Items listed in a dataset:
** start **
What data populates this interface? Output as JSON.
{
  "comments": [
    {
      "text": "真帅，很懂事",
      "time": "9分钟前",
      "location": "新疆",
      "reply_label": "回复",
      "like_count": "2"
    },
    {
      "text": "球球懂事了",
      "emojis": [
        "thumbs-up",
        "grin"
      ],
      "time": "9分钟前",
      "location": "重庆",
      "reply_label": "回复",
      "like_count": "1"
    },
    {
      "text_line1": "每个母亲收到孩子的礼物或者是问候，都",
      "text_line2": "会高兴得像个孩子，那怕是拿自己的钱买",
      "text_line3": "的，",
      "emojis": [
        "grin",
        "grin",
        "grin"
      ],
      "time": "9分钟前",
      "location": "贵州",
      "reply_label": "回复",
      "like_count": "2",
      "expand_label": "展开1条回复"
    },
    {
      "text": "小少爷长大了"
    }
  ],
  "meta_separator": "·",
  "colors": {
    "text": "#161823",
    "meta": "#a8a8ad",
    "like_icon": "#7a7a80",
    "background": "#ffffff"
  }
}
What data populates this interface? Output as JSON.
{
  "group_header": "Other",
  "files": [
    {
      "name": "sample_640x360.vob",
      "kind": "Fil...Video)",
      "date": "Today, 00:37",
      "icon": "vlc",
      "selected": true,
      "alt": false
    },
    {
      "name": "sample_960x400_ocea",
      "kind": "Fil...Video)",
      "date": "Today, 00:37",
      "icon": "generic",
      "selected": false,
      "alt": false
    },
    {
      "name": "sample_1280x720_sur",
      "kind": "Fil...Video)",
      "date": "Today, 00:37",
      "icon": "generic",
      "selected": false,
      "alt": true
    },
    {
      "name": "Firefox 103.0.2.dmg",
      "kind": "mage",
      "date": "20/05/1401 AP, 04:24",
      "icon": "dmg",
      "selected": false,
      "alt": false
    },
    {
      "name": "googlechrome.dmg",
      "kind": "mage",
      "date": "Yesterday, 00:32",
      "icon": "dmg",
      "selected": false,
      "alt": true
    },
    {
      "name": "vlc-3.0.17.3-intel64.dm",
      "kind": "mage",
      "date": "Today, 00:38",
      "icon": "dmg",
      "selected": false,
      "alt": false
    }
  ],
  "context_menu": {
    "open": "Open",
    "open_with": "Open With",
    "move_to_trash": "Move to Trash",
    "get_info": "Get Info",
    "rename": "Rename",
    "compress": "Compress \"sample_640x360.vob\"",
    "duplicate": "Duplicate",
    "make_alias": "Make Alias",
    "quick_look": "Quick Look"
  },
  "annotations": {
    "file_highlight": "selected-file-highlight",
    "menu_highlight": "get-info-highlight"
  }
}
** end **
### Objective
Search the entries for the word "highlight", then gather every line that has it.

### Full response
    "file_highlight": "selected-file-highlight",
    "menu_highlight": "get-info-highlight"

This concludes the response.